** begin **

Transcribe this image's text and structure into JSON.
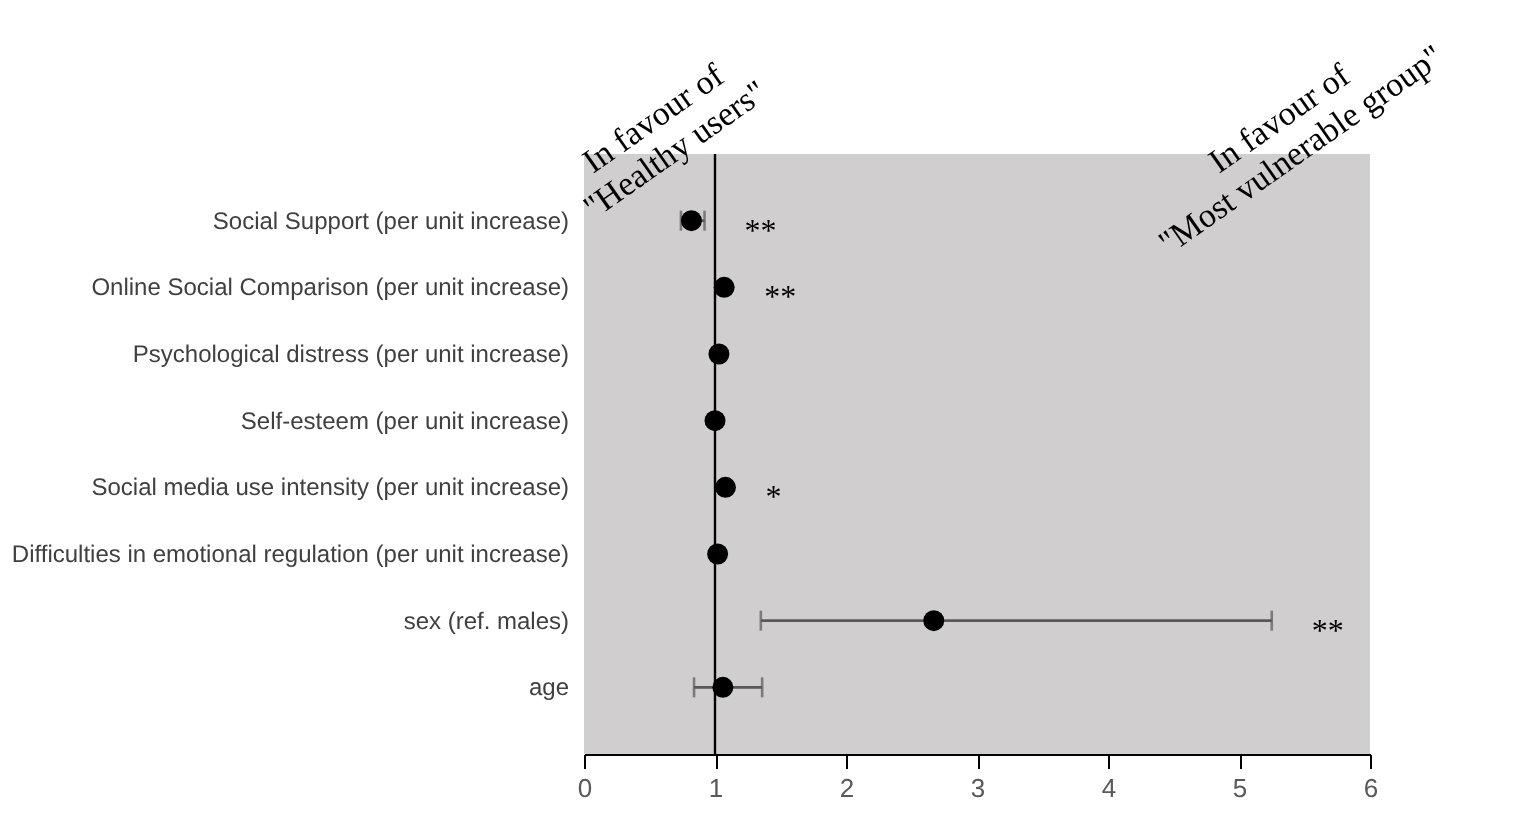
{
  "chart_data": {
    "type": "scatter",
    "categories": [
      "Social Support (per unit increase)",
      "Online Social Comparison (per unit increase)",
      "Psychological distress (per unit increase)",
      "Self-esteem (per unit increase)",
      "Social media use intensity (per unit increase)",
      "Difficulties in emotional regulation (per unit increase)",
      "sex (ref. males)",
      "age"
    ],
    "series": [
      {
        "color": "#000000",
        "values": [
          0.82,
          1.07,
          1.03,
          1.0,
          1.08,
          1.02,
          2.67,
          1.06
        ],
        "errors": [
          [
            0.74,
            0.92
          ],
          null,
          null,
          null,
          null,
          null,
          [
            1.35,
            5.25
          ],
          [
            0.84,
            1.36
          ]
        ]
      }
    ],
    "orientation": "horizontal",
    "marker": "circle",
    "xlim": [
      0,
      6
    ],
    "xticks": [
      0,
      1,
      2,
      3,
      4,
      5,
      6
    ],
    "ref_lines": [
      {
        "axis": "x",
        "value": 1,
        "color": "#000000"
      }
    ],
    "annotations": [
      "In favour of\n\"Healthy users\"",
      "In favour of\n\"Most vulnerable group\"",
      {
        "text": "**",
        "x": 0.92,
        "y": "Social Support (per unit increase)"
      },
      {
        "text": "**",
        "x": 1.07,
        "y": "Online Social Comparison (per unit increase)"
      },
      {
        "text": "*",
        "x": 1.08,
        "y": "Social media use intensity (per unit increase)"
      },
      {
        "text": "**",
        "x": 5.25,
        "y": "sex (ref. males)"
      }
    ],
    "grid": false,
    "legend": false
  }
}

** end **

(THE PROBLEM): Go through the material and copy out every line with "media" in it.

(WRITTEN REPLY):
      "Social media use intensity (per unit increase)",
        "y": "Social media use intensity (per unit increase)"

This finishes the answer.